Dataset records →
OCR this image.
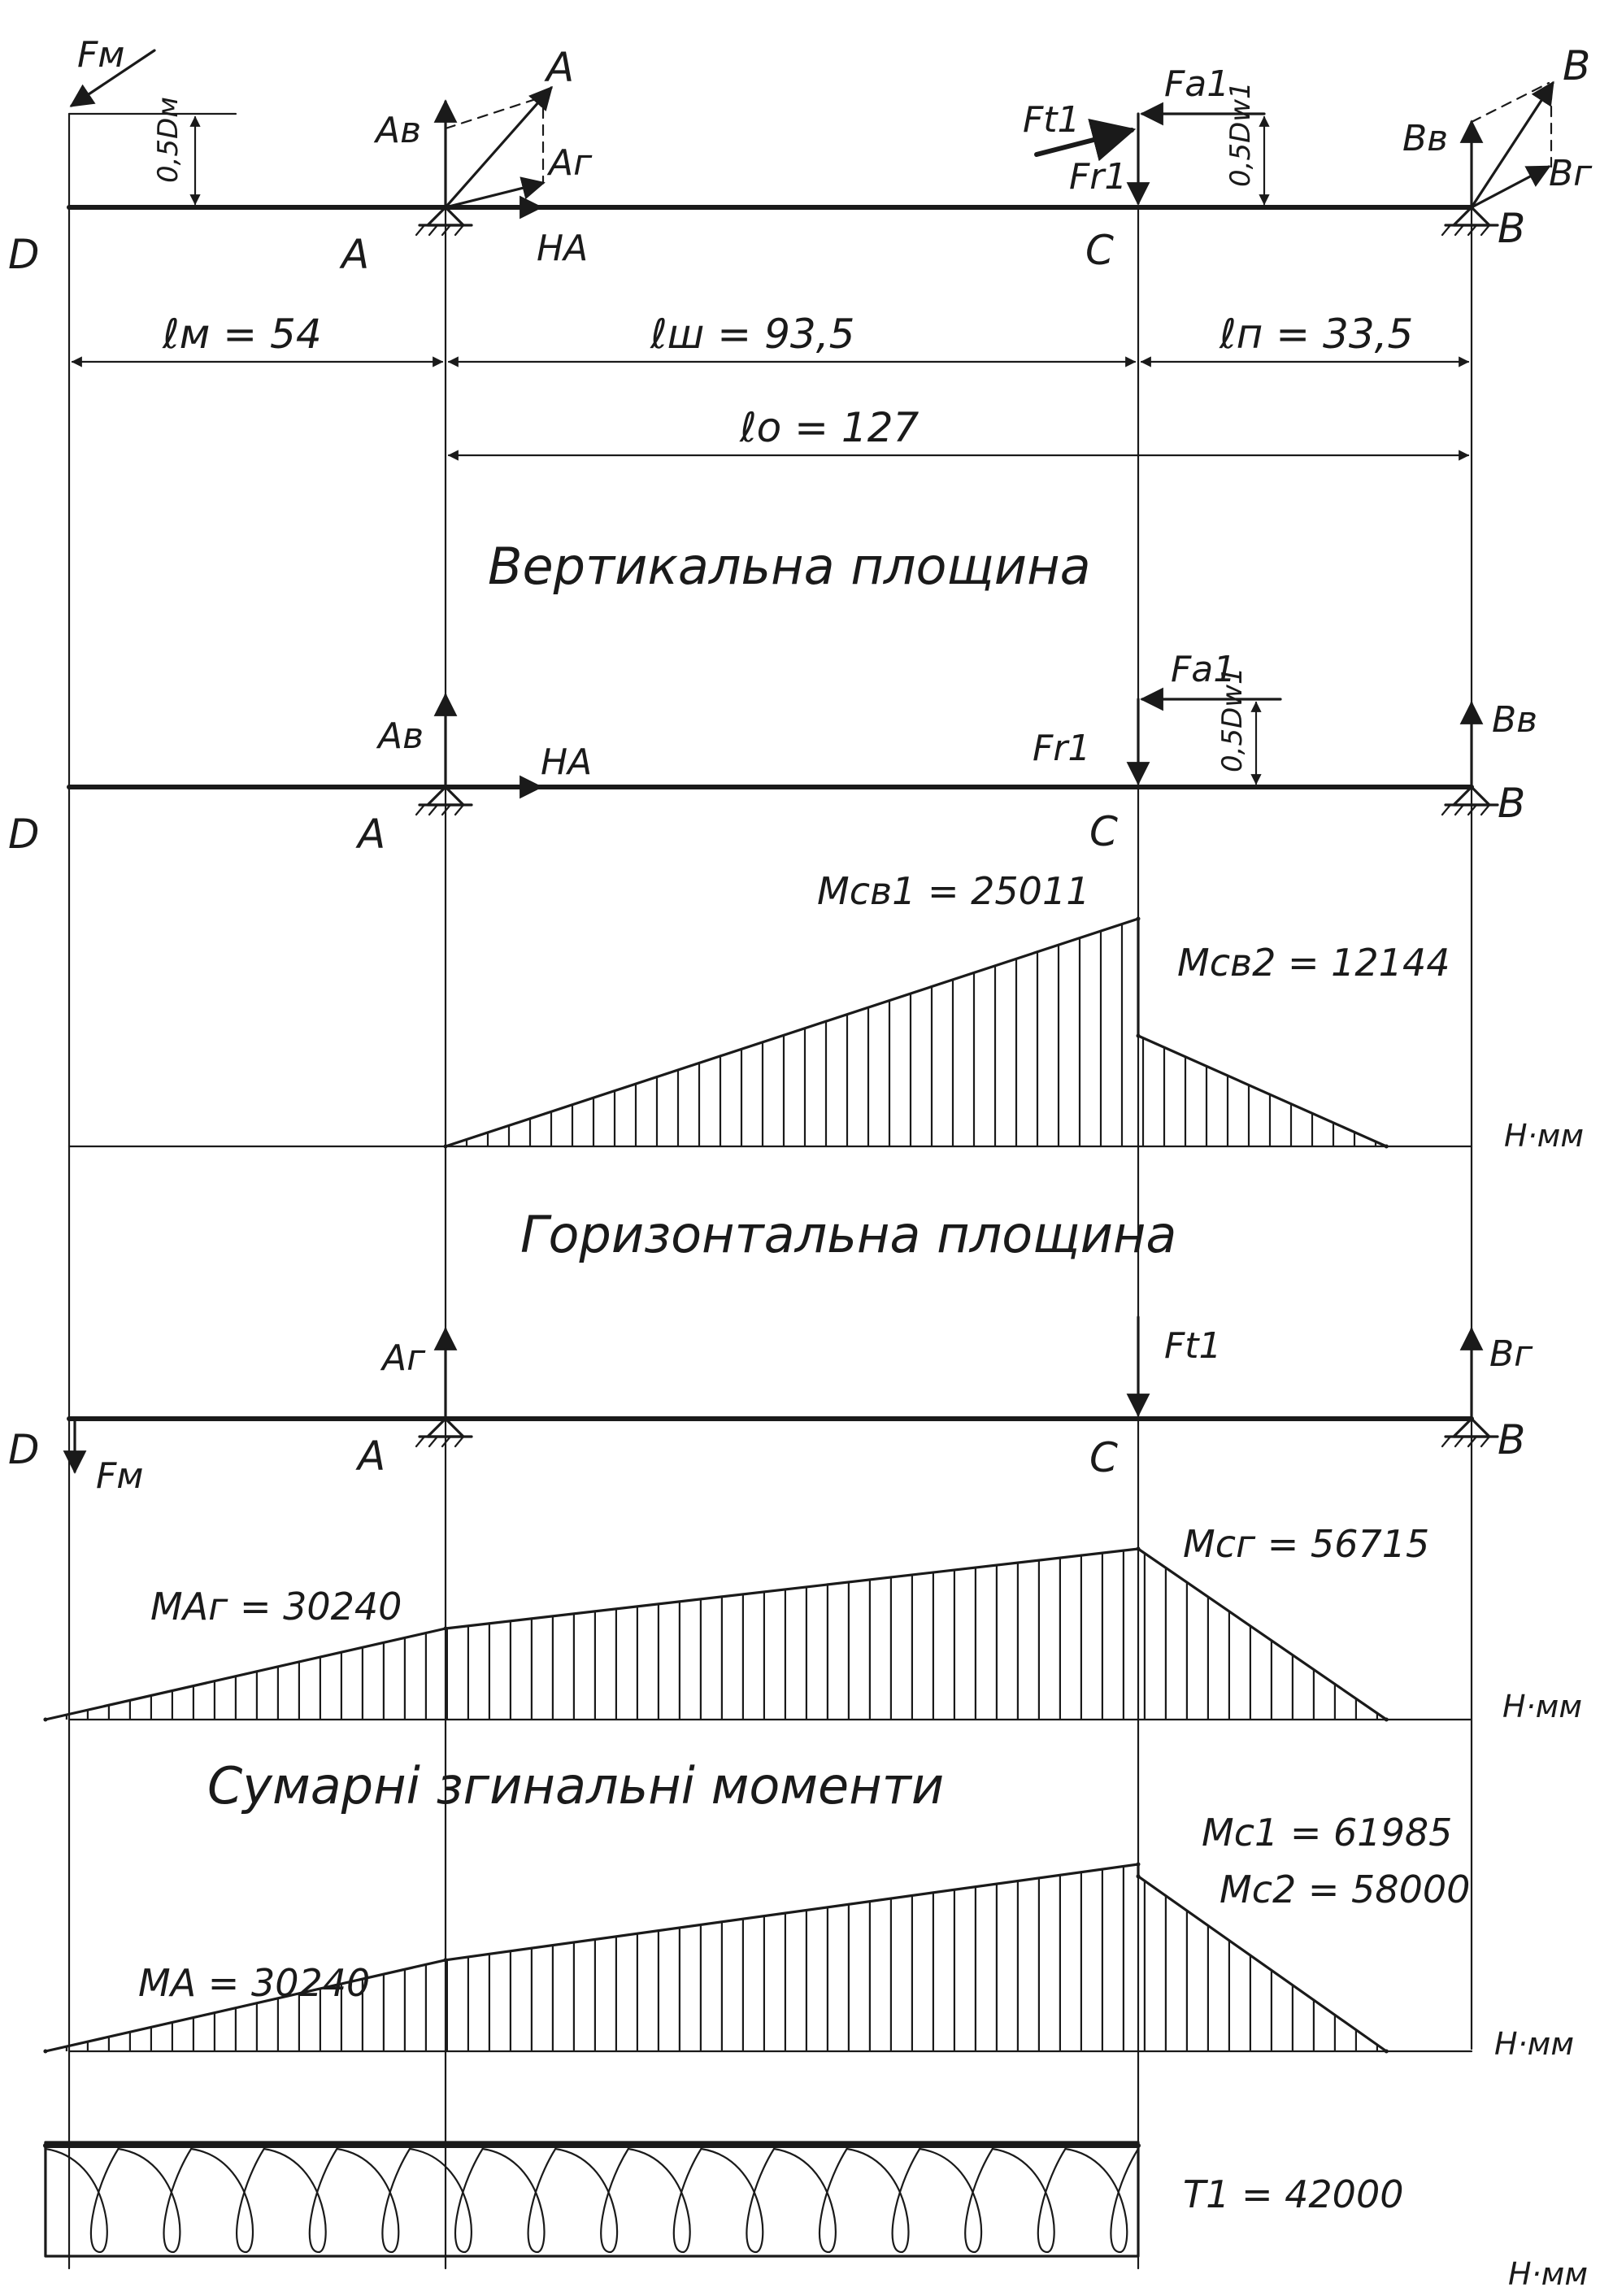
Fм
0,5Dм
A
D
Aв
A
Aг
HA	C
Ft1
Fr1
Fa1
0,5Dw1
B
Bв
B
Bг
ℓм = 54	ℓш = 93,5	ℓп = 33,5
ℓо = 127
Вертикальна площина
D	A	C
B
Aв
HA	Fr1
Fa1
0,5Dw1	Bв
Mсв1 = 25011
Mсв2 = 12144
Н·мм
Горизонтальна площина
D	A	C	B
Fм
Aг	Ft1	Bг
MАг = 30240
Mсг = 56715
Н·мм
Сумарні згинальні моменти
MА = 30240
Mс1 = 61985
Mс2 = 58000
Н·мм
T1 = 42000
Н·мм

Stated task →
All the records above need to be given again word for word. Skip the pictures.

Output below →
OCR this image.
Fм
0,5Dм
A
D
Aв
A
Aг
HA	C
Ft1
Fr1
Fa1
0,5Dw1
B
Bв
B
Bг
ℓм = 54	ℓш = 93,5	ℓп = 33,5
ℓо = 127
Вертикальна площина
D	A	C
B
Aв
HA	Fr1
Fa1
0,5Dw1	Bв
Mсв1 = 25011
Mсв2 = 12144
Н·мм
Горизонтальна площина
D	A	C	B
Fм
Aг	Ft1	Bг
MАг = 30240
Mсг = 56715
Н·мм
Сумарні згинальні моменти
MА = 30240
Mс1 = 61985
Mс2 = 58000
Н·мм
T1 = 42000
Н·мм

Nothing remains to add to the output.